TASK BRIEF - Repeat the records below exactly, leaving out any pictures.

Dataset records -
|---|

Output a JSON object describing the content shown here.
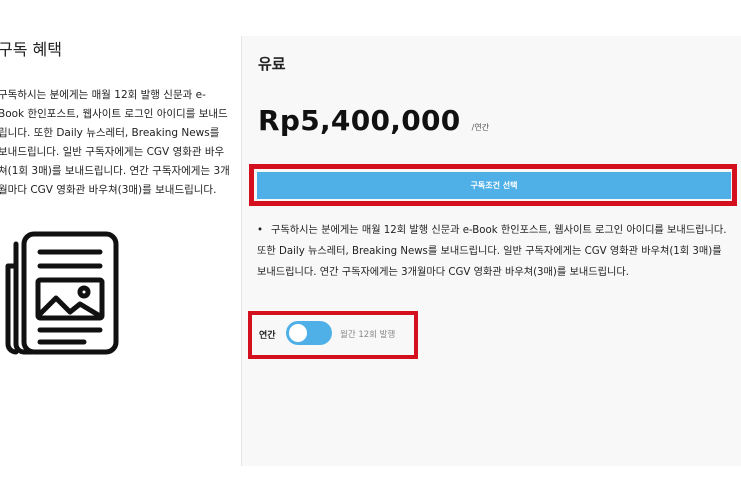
{
  "benefits": {
    "title": "구독 혜택",
    "lines": [
      "구독하시는 분에게는 매월 12회 발행 신문과 e-",
      "Book 한인포스트, 웹사이트 로그인 아이디를 보내드",
      "립니다. 또한 Daily 뉴스레터, Breaking News를",
      "보내드립니다. 일반 구독자에게는 CGV 영화관 바우",
      "쳐(1회 3매)를 보내드립니다. 연간 구독자에게는 3개",
      "월마다 CGV 영화관 바우쳐(3매)를 보내드립니다."
    ],
    "icon": "newspaper-icon"
  },
  "plan": {
    "name": "유료",
    "price": "Rp5,400,000",
    "price_unit": "/연간",
    "select_label": "구독조건 선택",
    "description_lines": [
      "구독하시는 분에게는 매월 12회 발행 신문과 e-Book 한인포스트, 웹사이트 로그인 아이디를 보내드립니다.",
      "또한 Daily 뉴스레터, Breaking News를 보내드립니다. 일반 구독자에게는 CGV 영화관 바우쳐(1회 3매)를",
      "보내드립니다. 연간 구독자에게는 3개월마다 CGV 영화관 바우쳐(3매)를 보내드립니다."
    ],
    "bullet": "•"
  },
  "billing_toggle": {
    "left_label": "연간",
    "right_label": "월간 12회 발행"
  },
  "colors": {
    "accent": "#4fb0e8",
    "highlight": "#d40f1e",
    "panel_bg": "#f8f8f8"
  }
}
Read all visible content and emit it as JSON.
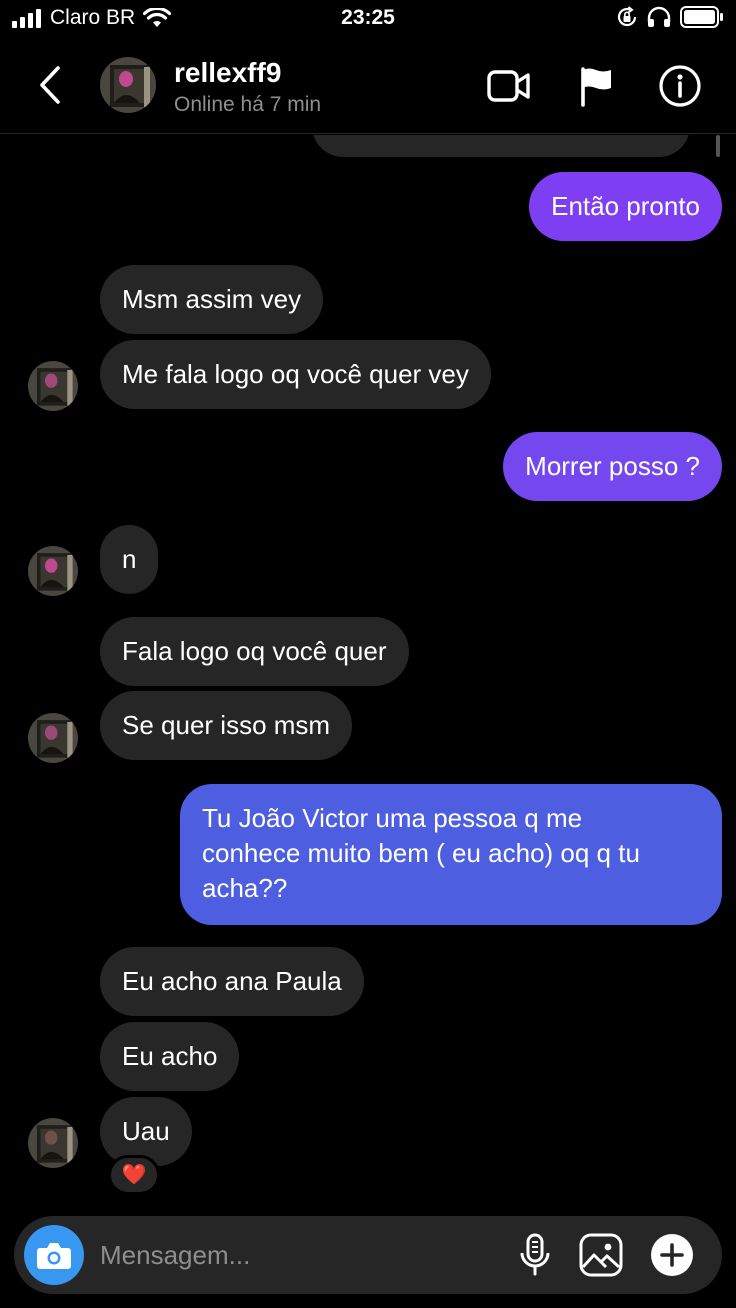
{
  "status_bar": {
    "carrier": "Claro BR",
    "time": "23:25",
    "icons": [
      "signal-icon",
      "wifi-icon",
      "orientation-lock-icon",
      "headphones-icon",
      "battery-icon"
    ]
  },
  "header": {
    "username": "rellexff9",
    "status": "Online há 7 min",
    "icons": [
      "back-icon",
      "video-call-icon",
      "flag-icon",
      "info-icon"
    ]
  },
  "messages": [
    {
      "id": "m1",
      "from": "me",
      "text": "Então pronto"
    },
    {
      "id": "m2",
      "from": "them",
      "text": "Msm assim vey"
    },
    {
      "id": "m3",
      "from": "them",
      "text": "Me fala logo oq você quer vey"
    },
    {
      "id": "m4",
      "from": "me",
      "text": "Morrer posso ?"
    },
    {
      "id": "m5",
      "from": "them",
      "text": "n"
    },
    {
      "id": "m6",
      "from": "them",
      "text": "Fala logo oq você quer"
    },
    {
      "id": "m7",
      "from": "them",
      "text": "Se quer isso msm"
    },
    {
      "id": "m8",
      "from": "me",
      "lines": [
        "Tu João Victor uma pessoa q me",
        "conhece muito bem ( eu acho) oq q tu",
        "acha??"
      ]
    },
    {
      "id": "m9",
      "from": "them",
      "text": "Eu acho ana Paula"
    },
    {
      "id": "m10",
      "from": "them",
      "text": "Eu acho"
    },
    {
      "id": "m11",
      "from": "them",
      "text": "Uau",
      "reaction": "❤️"
    }
  ],
  "composer": {
    "placeholder": "Mensagem...",
    "icons": [
      "camera-icon",
      "microphone-icon",
      "gallery-icon",
      "plus-icon"
    ]
  },
  "colors": {
    "background": "#000000",
    "incoming_bubble": "#262626",
    "outgoing_purple": "#7e3ff2",
    "outgoing_blue": "#4d5ee0",
    "camera_button": "#3897f0",
    "subtitle": "#8e8e8e"
  }
}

|---|

WRITTEN SOLUTION -
Output a JSON object describing the content shown here.
{
  "benefits": {
    "title": "구독 혜택",
    "lines": [
      "구독하시는 분에게는 매월 12회 발행 신문과 e-",
      "Book 한인포스트, 웹사이트 로그인 아이디를 보내드",
      "립니다. 또한 Daily 뉴스레터, Breaking News를",
      "보내드립니다. 일반 구독자에게는 CGV 영화관 바우",
      "쳐(1회 3매)를 보내드립니다. 연간 구독자에게는 3개",
      "월마다 CGV 영화관 바우쳐(3매)를 보내드립니다."
    ],
    "icon": "newspaper-icon"
  },
  "plan": {
    "name": "유료",
    "price": "Rp5,400,000",
    "price_unit": "/연간",
    "select_label": "구독조건 선택",
    "description_lines": [
      "구독하시는 분에게는 매월 12회 발행 신문과 e-Book 한인포스트, 웹사이트 로그인 아이디를 보내드립니다.",
      "또한 Daily 뉴스레터, Breaking News를 보내드립니다. 일반 구독자에게는 CGV 영화관 바우쳐(1회 3매)를",
      "보내드립니다. 연간 구독자에게는 3개월마다 CGV 영화관 바우쳐(3매)를 보내드립니다."
    ],
    "bullet": "•"
  },
  "billing_toggle": {
    "left_label": "연간",
    "right_label": "월간 12회 발행"
  },
  "colors": {
    "accent": "#4fb0e8",
    "highlight": "#d40f1e",
    "panel_bg": "#f8f8f8"
  }
}
Read all visible content and emit it as JSON.
{
  "status_bar": {
    "carrier": "Claro BR",
    "time": "23:25",
    "icons": [
      "signal-icon",
      "wifi-icon",
      "orientation-lock-icon",
      "headphones-icon",
      "battery-icon"
    ]
  },
  "header": {
    "username": "rellexff9",
    "status": "Online há 7 min",
    "icons": [
      "back-icon",
      "video-call-icon",
      "flag-icon",
      "info-icon"
    ]
  },
  "messages": [
    {
      "id": "m1",
      "from": "me",
      "text": "Então pronto"
    },
    {
      "id": "m2",
      "from": "them",
      "text": "Msm assim vey"
    },
    {
      "id": "m3",
      "from": "them",
      "text": "Me fala logo oq você quer vey"
    },
    {
      "id": "m4",
      "from": "me",
      "text": "Morrer posso ?"
    },
    {
      "id": "m5",
      "from": "them",
      "text": "n"
    },
    {
      "id": "m6",
      "from": "them",
      "text": "Fala logo oq você quer"
    },
    {
      "id": "m7",
      "from": "them",
      "text": "Se quer isso msm"
    },
    {
      "id": "m8",
      "from": "me",
      "lines": [
        "Tu João Victor uma pessoa q me",
        "conhece muito bem ( eu acho) oq q tu",
        "acha??"
      ]
    },
    {
      "id": "m9",
      "from": "them",
      "text": "Eu acho ana Paula"
    },
    {
      "id": "m10",
      "from": "them",
      "text": "Eu acho"
    },
    {
      "id": "m11",
      "from": "them",
      "text": "Uau",
      "reaction": "❤️"
    }
  ],
  "composer": {
    "placeholder": "Mensagem...",
    "icons": [
      "camera-icon",
      "microphone-icon",
      "gallery-icon",
      "plus-icon"
    ]
  },
  "colors": {
    "background": "#000000",
    "incoming_bubble": "#262626",
    "outgoing_purple": "#7e3ff2",
    "outgoing_blue": "#4d5ee0",
    "camera_button": "#3897f0",
    "subtitle": "#8e8e8e"
  }
}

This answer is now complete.